* START *

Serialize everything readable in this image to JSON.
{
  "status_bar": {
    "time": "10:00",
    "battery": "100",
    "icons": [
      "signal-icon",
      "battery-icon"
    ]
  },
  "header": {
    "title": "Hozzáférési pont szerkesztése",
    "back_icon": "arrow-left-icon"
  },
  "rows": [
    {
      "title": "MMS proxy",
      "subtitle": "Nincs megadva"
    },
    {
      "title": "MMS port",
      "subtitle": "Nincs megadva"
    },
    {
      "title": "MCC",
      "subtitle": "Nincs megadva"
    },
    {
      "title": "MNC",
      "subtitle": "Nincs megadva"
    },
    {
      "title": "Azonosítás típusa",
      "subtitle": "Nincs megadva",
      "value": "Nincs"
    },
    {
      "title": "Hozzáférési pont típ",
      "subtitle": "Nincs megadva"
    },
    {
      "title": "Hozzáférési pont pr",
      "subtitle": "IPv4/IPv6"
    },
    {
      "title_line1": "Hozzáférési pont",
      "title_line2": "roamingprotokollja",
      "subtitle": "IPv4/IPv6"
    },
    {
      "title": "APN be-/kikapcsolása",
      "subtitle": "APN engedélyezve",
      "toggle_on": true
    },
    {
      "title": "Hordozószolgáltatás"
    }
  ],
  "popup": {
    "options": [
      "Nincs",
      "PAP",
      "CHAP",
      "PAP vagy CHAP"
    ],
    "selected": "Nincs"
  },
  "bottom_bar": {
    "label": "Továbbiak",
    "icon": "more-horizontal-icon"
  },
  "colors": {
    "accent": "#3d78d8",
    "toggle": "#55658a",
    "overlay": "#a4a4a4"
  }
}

* END *

== REQUIREMENT ==
Extract the full listing and reproduce each line exactly.

== WRITTEN ANSWER ==
Serialize everything readable in this image to JSON.
{
  "status_bar": {
    "time": "10:00",
    "battery": "100",
    "icons": [
      "signal-icon",
      "battery-icon"
    ]
  },
  "header": {
    "title": "Hozzáférési pont szerkesztése",
    "back_icon": "arrow-left-icon"
  },
  "rows": [
    {
      "title": "MMS proxy",
      "subtitle": "Nincs megadva"
    },
    {
      "title": "MMS port",
      "subtitle": "Nincs megadva"
    },
    {
      "title": "MCC",
      "subtitle": "Nincs megadva"
    },
    {
      "title": "MNC",
      "subtitle": "Nincs megadva"
    },
    {
      "title": "Azonosítás típusa",
      "subtitle": "Nincs megadva",
      "value": "Nincs"
    },
    {
      "title": "Hozzáférési pont típ",
      "subtitle": "Nincs megadva"
    },
    {
      "title": "Hozzáférési pont pr",
      "subtitle": "IPv4/IPv6"
    },
    {
      "title_line1": "Hozzáférési pont",
      "title_line2": "roamingprotokollja",
      "subtitle": "IPv4/IPv6"
    },
    {
      "title": "APN be-/kikapcsolása",
      "subtitle": "APN engedélyezve",
      "toggle_on": true
    },
    {
      "title": "Hordozószolgáltatás"
    }
  ],
  "popup": {
    "options": [
      "Nincs",
      "PAP",
      "CHAP",
      "PAP vagy CHAP"
    ],
    "selected": "Nincs"
  },
  "bottom_bar": {
    "label": "Továbbiak",
    "icon": "more-horizontal-icon"
  },
  "colors": {
    "accent": "#3d78d8",
    "toggle": "#55658a",
    "overlay": "#a4a4a4"
  }
}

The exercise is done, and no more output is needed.